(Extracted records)
###

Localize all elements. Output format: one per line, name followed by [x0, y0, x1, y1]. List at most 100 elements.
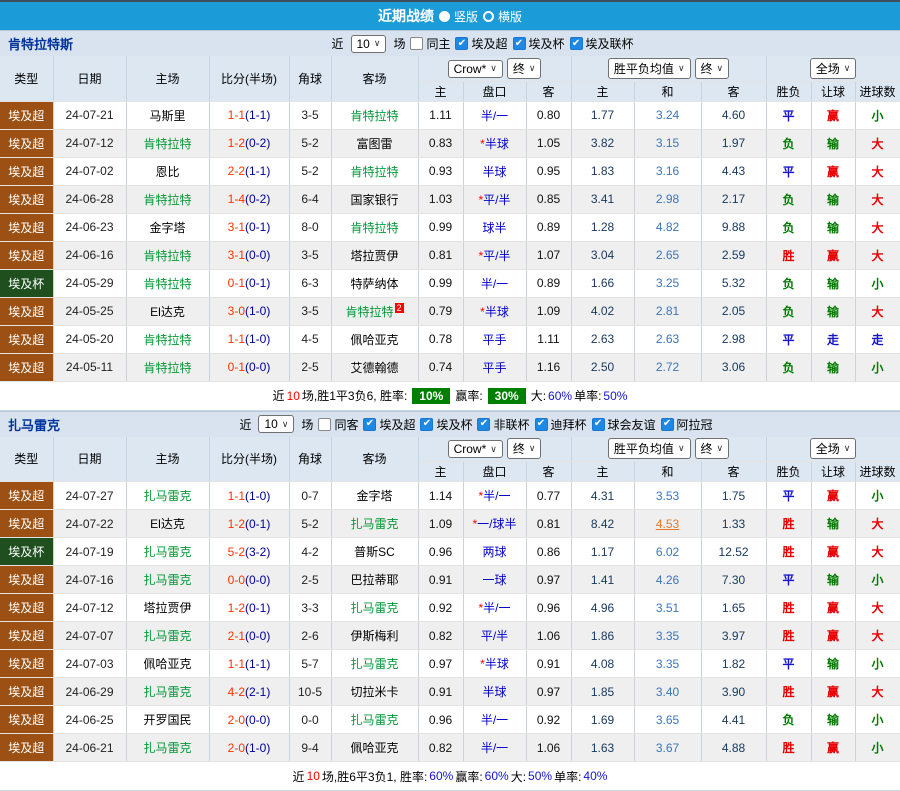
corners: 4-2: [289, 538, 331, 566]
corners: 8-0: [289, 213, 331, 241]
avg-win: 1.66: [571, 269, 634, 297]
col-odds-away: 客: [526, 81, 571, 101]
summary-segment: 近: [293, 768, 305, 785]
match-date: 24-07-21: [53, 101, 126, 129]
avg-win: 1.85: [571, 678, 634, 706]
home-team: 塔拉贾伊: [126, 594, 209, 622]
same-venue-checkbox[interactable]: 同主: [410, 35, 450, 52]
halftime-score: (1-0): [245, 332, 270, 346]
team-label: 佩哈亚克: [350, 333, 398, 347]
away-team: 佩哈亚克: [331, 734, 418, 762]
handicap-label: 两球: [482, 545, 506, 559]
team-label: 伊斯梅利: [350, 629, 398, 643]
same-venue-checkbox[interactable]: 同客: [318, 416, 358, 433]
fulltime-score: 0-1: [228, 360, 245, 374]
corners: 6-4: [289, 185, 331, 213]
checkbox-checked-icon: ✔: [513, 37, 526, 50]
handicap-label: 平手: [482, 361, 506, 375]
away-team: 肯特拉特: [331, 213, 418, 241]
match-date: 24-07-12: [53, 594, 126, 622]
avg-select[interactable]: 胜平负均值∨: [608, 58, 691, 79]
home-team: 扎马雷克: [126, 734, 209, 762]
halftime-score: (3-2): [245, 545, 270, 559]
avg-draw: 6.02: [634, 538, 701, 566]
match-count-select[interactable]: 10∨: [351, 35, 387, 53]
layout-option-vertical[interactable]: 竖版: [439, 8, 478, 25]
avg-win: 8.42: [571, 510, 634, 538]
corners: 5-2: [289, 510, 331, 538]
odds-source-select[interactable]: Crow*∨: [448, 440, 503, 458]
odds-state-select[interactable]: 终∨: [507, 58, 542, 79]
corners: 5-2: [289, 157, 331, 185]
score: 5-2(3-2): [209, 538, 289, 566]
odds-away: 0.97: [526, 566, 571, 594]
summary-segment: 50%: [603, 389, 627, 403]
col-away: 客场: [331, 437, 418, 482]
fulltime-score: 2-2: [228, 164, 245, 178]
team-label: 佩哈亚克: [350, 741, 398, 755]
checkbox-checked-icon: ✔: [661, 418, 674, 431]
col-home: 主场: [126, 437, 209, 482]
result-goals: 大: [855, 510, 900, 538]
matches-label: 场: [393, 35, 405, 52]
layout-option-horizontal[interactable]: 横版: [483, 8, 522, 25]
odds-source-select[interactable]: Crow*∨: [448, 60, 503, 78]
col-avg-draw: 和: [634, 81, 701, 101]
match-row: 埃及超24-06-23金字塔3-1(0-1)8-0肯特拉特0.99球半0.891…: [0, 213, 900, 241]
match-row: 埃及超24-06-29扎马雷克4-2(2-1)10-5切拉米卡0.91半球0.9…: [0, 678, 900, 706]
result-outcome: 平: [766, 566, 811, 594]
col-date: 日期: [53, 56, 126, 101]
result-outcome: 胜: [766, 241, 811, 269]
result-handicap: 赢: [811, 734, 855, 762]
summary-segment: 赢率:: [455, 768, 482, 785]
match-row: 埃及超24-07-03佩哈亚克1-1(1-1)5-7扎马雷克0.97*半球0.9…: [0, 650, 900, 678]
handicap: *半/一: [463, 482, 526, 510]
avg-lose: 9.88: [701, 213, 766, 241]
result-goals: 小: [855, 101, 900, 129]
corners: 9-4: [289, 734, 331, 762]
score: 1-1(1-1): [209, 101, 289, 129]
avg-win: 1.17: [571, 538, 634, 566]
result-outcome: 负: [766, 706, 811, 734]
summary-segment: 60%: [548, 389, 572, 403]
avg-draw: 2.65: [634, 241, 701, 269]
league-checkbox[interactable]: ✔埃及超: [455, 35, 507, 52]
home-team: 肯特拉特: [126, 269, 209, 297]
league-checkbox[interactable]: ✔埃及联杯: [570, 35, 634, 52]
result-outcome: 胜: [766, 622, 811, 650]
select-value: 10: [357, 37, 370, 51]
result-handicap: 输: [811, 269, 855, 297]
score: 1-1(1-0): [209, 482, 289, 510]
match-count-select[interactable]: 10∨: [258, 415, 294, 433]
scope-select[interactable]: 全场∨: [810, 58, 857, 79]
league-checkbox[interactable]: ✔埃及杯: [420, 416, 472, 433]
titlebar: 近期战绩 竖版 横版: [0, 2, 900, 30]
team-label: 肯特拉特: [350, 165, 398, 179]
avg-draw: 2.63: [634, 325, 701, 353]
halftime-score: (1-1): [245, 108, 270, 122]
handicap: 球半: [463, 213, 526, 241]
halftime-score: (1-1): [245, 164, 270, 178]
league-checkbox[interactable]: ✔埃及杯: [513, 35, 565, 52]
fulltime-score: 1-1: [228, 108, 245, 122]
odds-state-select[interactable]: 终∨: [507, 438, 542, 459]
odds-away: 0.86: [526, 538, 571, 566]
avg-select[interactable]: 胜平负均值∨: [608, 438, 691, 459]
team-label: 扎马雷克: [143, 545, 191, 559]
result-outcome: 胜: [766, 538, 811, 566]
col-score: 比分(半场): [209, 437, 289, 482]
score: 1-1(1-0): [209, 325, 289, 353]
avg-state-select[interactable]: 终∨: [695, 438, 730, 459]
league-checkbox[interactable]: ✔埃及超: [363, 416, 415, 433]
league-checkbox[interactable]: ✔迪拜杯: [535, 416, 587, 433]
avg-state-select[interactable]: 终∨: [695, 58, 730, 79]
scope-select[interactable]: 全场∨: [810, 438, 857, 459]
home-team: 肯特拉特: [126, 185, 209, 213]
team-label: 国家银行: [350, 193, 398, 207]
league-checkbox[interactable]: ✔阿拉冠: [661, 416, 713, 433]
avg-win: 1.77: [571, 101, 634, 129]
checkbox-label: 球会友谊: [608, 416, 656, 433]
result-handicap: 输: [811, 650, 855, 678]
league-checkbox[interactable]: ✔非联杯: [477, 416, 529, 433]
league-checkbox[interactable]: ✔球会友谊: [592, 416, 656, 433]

###

Please retype every row above without changing anything, but leave the pictures out.

- Solution to the exercise:
Localize all elements. Output format: one per line, name followed by [x0, y0, x1, y1]. List at most 100 elements.
corners: 4-2: [289, 538, 331, 566]
corners: 8-0: [289, 213, 331, 241]
avg-win: 1.66: [571, 269, 634, 297]
col-odds-away: 客: [526, 81, 571, 101]
summary-segment: 近: [293, 768, 305, 785]
match-date: 24-07-21: [53, 101, 126, 129]
avg-win: 1.85: [571, 678, 634, 706]
home-team: 塔拉贾伊: [126, 594, 209, 622]
same-venue-checkbox[interactable]: 同主: [410, 35, 450, 52]
halftime-score: (1-0): [245, 332, 270, 346]
team-label: 佩哈亚克: [350, 333, 398, 347]
away-team: 佩哈亚克: [331, 734, 418, 762]
handicap-label: 两球: [482, 545, 506, 559]
team-label: 伊斯梅利: [350, 629, 398, 643]
same-venue-checkbox[interactable]: 同客: [318, 416, 358, 433]
fulltime-score: 0-1: [228, 360, 245, 374]
corners: 6-4: [289, 185, 331, 213]
checkbox-checked-icon: ✔: [513, 37, 526, 50]
handicap-label: 平手: [482, 361, 506, 375]
away-team: 肯特拉特: [331, 213, 418, 241]
match-date: 24-07-12: [53, 594, 126, 622]
avg-select[interactable]: 胜平负均值∨: [608, 58, 691, 79]
home-team: 扎马雷克: [126, 734, 209, 762]
halftime-score: (3-2): [245, 545, 270, 559]
avg-draw: 6.02: [634, 538, 701, 566]
match-count-select[interactable]: 10∨: [351, 35, 387, 53]
layout-option-vertical[interactable]: 竖版: [439, 8, 478, 25]
avg-win: 8.42: [571, 510, 634, 538]
corners: 5-2: [289, 510, 331, 538]
odds-source-select[interactable]: Crow*∨: [448, 440, 503, 458]
odds-state-select[interactable]: 终∨: [507, 58, 542, 79]
corners: 5-2: [289, 157, 331, 185]
score: 5-2(3-2): [209, 538, 289, 566]
odds-away: 0.97: [526, 566, 571, 594]
summary-segment: 50%: [603, 389, 627, 403]
col-away: 客场: [331, 437, 418, 482]
fulltime-score: 2-2: [228, 164, 245, 178]
team-label: 佩哈亚克: [350, 741, 398, 755]
checkbox-checked-icon: ✔: [661, 418, 674, 431]
col-home: 主场: [126, 437, 209, 482]
result-goals: 大: [855, 510, 900, 538]
matches-label: 场: [393, 35, 405, 52]
layout-option-horizontal[interactable]: 横版: [483, 8, 522, 25]
odds-source-select[interactable]: Crow*∨: [448, 60, 503, 78]
col-avg-draw: 和: [634, 81, 701, 101]
match-row: 埃及超24-06-23金字塔3-1(0-1)8-0肯特拉特0.99球半0.891…: [0, 213, 900, 241]
match-row: 埃及超24-06-29扎马雷克4-2(2-1)10-5切拉米卡0.91半球0.9…: [0, 678, 900, 706]
result-outcome: 平: [766, 566, 811, 594]
col-date: 日期: [53, 56, 126, 101]
result-outcome: 胜: [766, 241, 811, 269]
result-handicap: 赢: [811, 734, 855, 762]
summary-segment: 赢率:: [455, 768, 482, 785]
match-row: 埃及超24-07-03佩哈亚克1-1(1-1)5-7扎马雷克0.97*半球0.9…: [0, 650, 900, 678]
handicap: *半/一: [463, 482, 526, 510]
avg-lose: 9.88: [701, 213, 766, 241]
result-goals: 小: [855, 101, 900, 129]
corners: 9-4: [289, 734, 331, 762]
score: 1-1(1-1): [209, 101, 289, 129]
avg-win: 1.17: [571, 538, 634, 566]
result-outcome: 负: [766, 706, 811, 734]
summary-segment: 60%: [548, 389, 572, 403]
avg-draw: 2.65: [634, 241, 701, 269]
league-checkbox[interactable]: ✔埃及超: [455, 35, 507, 52]
home-team: 肯特拉特: [126, 269, 209, 297]
league-checkbox[interactable]: ✔埃及联杯: [570, 35, 634, 52]
result-outcome: 胜: [766, 622, 811, 650]
select-value: 10: [357, 37, 370, 51]
result-handicap: 输: [811, 269, 855, 297]
score: 1-1(1-0): [209, 482, 289, 510]
match-count-select[interactable]: 10∨: [258, 415, 294, 433]
scope-select[interactable]: 全场∨: [810, 58, 857, 79]
league-checkbox[interactable]: ✔埃及杯: [420, 416, 472, 433]
titlebar: 近期战绩 竖版 横版: [0, 2, 900, 30]
team-label: 肯特拉特: [350, 165, 398, 179]
avg-draw: 2.63: [634, 325, 701, 353]
halftime-score: (1-1): [245, 108, 270, 122]
handicap: 球半: [463, 213, 526, 241]
halftime-score: (1-1): [245, 164, 270, 178]
league-checkbox[interactable]: ✔埃及杯: [513, 35, 565, 52]
fulltime-score: 1-1: [228, 108, 245, 122]
odds-state-select[interactable]: 终∨: [507, 438, 542, 459]
odds-away: 0.86: [526, 538, 571, 566]
avg-select[interactable]: 胜平负均值∨: [608, 438, 691, 459]
team-label: 扎马雷克: [143, 545, 191, 559]
result-outcome: 胜: [766, 538, 811, 566]
col-score: 比分(半场): [209, 437, 289, 482]
score: 1-1(1-0): [209, 325, 289, 353]
avg-state-select[interactable]: 终∨: [695, 438, 730, 459]
league-checkbox[interactable]: ✔埃及超: [363, 416, 415, 433]
league-checkbox[interactable]: ✔迪拜杯: [535, 416, 587, 433]
avg-state-select[interactable]: 终∨: [695, 58, 730, 79]
scope-select[interactable]: 全场∨: [810, 438, 857, 459]
home-team: 肯特拉特: [126, 185, 209, 213]
team-label: 国家银行: [350, 193, 398, 207]
league-checkbox[interactable]: ✔阿拉冠: [661, 416, 713, 433]
avg-win: 1.77: [571, 101, 634, 129]
checkbox-label: 球会友谊: [608, 416, 656, 433]
result-handicap: 输: [811, 650, 855, 678]
league-checkbox[interactable]: ✔非联杯: [477, 416, 529, 433]
league-checkbox[interactable]: ✔球会友谊: [592, 416, 656, 433]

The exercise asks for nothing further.